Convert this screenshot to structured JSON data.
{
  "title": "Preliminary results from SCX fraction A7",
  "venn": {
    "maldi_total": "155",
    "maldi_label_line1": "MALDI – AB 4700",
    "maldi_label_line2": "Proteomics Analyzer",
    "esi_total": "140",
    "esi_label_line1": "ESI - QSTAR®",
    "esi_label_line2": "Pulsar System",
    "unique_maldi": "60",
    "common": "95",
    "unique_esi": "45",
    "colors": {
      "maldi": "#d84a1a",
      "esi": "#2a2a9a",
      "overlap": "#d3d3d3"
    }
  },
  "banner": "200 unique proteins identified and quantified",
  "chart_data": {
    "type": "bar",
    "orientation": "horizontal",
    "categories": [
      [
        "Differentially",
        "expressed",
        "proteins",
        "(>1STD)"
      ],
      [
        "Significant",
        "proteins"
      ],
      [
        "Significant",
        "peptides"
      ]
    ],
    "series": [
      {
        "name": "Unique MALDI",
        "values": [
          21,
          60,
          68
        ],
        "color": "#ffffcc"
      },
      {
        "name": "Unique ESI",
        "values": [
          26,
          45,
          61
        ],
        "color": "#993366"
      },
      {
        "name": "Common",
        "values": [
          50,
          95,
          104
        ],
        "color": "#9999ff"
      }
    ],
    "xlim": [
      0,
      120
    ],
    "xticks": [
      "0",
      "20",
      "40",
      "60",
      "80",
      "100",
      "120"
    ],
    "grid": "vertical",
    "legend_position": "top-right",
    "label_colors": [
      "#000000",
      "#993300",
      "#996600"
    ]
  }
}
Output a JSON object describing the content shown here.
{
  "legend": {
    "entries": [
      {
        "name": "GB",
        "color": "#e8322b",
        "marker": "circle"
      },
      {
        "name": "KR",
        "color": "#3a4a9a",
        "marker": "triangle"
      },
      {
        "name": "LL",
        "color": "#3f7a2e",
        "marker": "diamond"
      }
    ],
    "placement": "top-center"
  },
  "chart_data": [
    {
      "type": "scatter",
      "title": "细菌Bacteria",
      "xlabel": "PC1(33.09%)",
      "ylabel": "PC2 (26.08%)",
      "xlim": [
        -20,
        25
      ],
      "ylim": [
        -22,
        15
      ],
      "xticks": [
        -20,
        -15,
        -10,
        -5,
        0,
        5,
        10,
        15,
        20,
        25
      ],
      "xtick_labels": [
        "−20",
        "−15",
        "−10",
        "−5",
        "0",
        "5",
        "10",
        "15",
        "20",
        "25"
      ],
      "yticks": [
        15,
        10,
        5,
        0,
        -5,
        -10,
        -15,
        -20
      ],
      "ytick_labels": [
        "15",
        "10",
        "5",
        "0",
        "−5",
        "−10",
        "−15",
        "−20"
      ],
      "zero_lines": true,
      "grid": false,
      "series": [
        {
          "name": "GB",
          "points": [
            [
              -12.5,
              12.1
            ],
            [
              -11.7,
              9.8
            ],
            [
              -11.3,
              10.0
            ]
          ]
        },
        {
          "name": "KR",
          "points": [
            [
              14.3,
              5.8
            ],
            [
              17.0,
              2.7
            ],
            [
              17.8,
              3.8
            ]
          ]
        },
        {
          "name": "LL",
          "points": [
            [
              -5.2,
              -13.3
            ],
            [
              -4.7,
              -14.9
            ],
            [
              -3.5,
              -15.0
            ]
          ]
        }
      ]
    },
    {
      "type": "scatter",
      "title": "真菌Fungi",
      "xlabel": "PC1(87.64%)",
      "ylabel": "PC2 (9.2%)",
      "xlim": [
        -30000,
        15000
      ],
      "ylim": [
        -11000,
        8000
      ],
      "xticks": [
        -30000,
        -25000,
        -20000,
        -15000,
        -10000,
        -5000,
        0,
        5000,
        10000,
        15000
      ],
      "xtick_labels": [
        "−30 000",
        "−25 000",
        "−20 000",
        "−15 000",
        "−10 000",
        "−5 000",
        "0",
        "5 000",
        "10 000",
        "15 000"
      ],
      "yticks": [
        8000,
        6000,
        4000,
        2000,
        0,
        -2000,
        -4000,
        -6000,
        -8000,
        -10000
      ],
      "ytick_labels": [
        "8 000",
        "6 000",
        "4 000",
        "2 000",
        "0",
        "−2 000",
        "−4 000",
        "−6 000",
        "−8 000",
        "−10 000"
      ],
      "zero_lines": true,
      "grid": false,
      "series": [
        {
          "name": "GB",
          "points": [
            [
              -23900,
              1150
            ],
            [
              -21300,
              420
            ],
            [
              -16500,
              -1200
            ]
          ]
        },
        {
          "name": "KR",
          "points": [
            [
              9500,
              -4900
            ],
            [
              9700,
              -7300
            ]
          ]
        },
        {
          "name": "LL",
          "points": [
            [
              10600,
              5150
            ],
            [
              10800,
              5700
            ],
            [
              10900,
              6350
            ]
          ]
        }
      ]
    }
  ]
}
————————
TO DO » All of the listing above should be restated word for word.

WRITTEN SOLUTION »
Convert this screenshot to structured JSON data.
{
  "title": "Preliminary results from SCX fraction A7",
  "venn": {
    "maldi_total": "155",
    "maldi_label_line1": "MALDI – AB 4700",
    "maldi_label_line2": "Proteomics Analyzer",
    "esi_total": "140",
    "esi_label_line1": "ESI - QSTAR®",
    "esi_label_line2": "Pulsar System",
    "unique_maldi": "60",
    "common": "95",
    "unique_esi": "45",
    "colors": {
      "maldi": "#d84a1a",
      "esi": "#2a2a9a",
      "overlap": "#d3d3d3"
    }
  },
  "banner": "200 unique proteins identified and quantified",
  "chart_data": {
    "type": "bar",
    "orientation": "horizontal",
    "categories": [
      [
        "Differentially",
        "expressed",
        "proteins",
        "(>1STD)"
      ],
      [
        "Significant",
        "proteins"
      ],
      [
        "Significant",
        "peptides"
      ]
    ],
    "series": [
      {
        "name": "Unique MALDI",
        "values": [
          21,
          60,
          68
        ],
        "color": "#ffffcc"
      },
      {
        "name": "Unique ESI",
        "values": [
          26,
          45,
          61
        ],
        "color": "#993366"
      },
      {
        "name": "Common",
        "values": [
          50,
          95,
          104
        ],
        "color": "#9999ff"
      }
    ],
    "xlim": [
      0,
      120
    ],
    "xticks": [
      "0",
      "20",
      "40",
      "60",
      "80",
      "100",
      "120"
    ],
    "grid": "vertical",
    "legend_position": "top-right",
    "label_colors": [
      "#000000",
      "#993300",
      "#996600"
    ]
  }
}
Output a JSON object describing the content shown here.
{
  "legend": {
    "entries": [
      {
        "name": "GB",
        "color": "#e8322b",
        "marker": "circle"
      },
      {
        "name": "KR",
        "color": "#3a4a9a",
        "marker": "triangle"
      },
      {
        "name": "LL",
        "color": "#3f7a2e",
        "marker": "diamond"
      }
    ],
    "placement": "top-center"
  },
  "chart_data": [
    {
      "type": "scatter",
      "title": "细菌Bacteria",
      "xlabel": "PC1(33.09%)",
      "ylabel": "PC2 (26.08%)",
      "xlim": [
        -20,
        25
      ],
      "ylim": [
        -22,
        15
      ],
      "xticks": [
        -20,
        -15,
        -10,
        -5,
        0,
        5,
        10,
        15,
        20,
        25
      ],
      "xtick_labels": [
        "−20",
        "−15",
        "−10",
        "−5",
        "0",
        "5",
        "10",
        "15",
        "20",
        "25"
      ],
      "yticks": [
        15,
        10,
        5,
        0,
        -5,
        -10,
        -15,
        -20
      ],
      "ytick_labels": [
        "15",
        "10",
        "5",
        "0",
        "−5",
        "−10",
        "−15",
        "−20"
      ],
      "zero_lines": true,
      "grid": false,
      "series": [
        {
          "name": "GB",
          "points": [
            [
              -12.5,
              12.1
            ],
            [
              -11.7,
              9.8
            ],
            [
              -11.3,
              10.0
            ]
          ]
        },
        {
          "name": "KR",
          "points": [
            [
              14.3,
              5.8
            ],
            [
              17.0,
              2.7
            ],
            [
              17.8,
              3.8
            ]
          ]
        },
        {
          "name": "LL",
          "points": [
            [
              -5.2,
              -13.3
            ],
            [
              -4.7,
              -14.9
            ],
            [
              -3.5,
              -15.0
            ]
          ]
        }
      ]
    },
    {
      "type": "scatter",
      "title": "真菌Fungi",
      "xlabel": "PC1(87.64%)",
      "ylabel": "PC2 (9.2%)",
      "xlim": [
        -30000,
        15000
      ],
      "ylim": [
        -11000,
        8000
      ],
      "xticks": [
        -30000,
        -25000,
        -20000,
        -15000,
        -10000,
        -5000,
        0,
        5000,
        10000,
        15000
      ],
      "xtick_labels": [
        "−30 000",
        "−25 000",
        "−20 000",
        "−15 000",
        "−10 000",
        "−5 000",
        "0",
        "5 000",
        "10 000",
        "15 000"
      ],
      "yticks": [
        8000,
        6000,
        4000,
        2000,
        0,
        -2000,
        -4000,
        -6000,
        -8000,
        -10000
      ],
      "ytick_labels": [
        "8 000",
        "6 000",
        "4 000",
        "2 000",
        "0",
        "−2 000",
        "−4 000",
        "−6 000",
        "−8 000",
        "−10 000"
      ],
      "zero_lines": true,
      "grid": false,
      "series": [
        {
          "name": "GB",
          "points": [
            [
              -23900,
              1150
            ],
            [
              -21300,
              420
            ],
            [
              -16500,
              -1200
            ]
          ]
        },
        {
          "name": "KR",
          "points": [
            [
              9500,
              -4900
            ],
            [
              9700,
              -7300
            ]
          ]
        },
        {
          "name": "LL",
          "points": [
            [
              10600,
              5150
            ],
            [
              10800,
              5700
            ],
            [
              10900,
              6350
            ]
          ]
        }
      ]
    }
  ]
}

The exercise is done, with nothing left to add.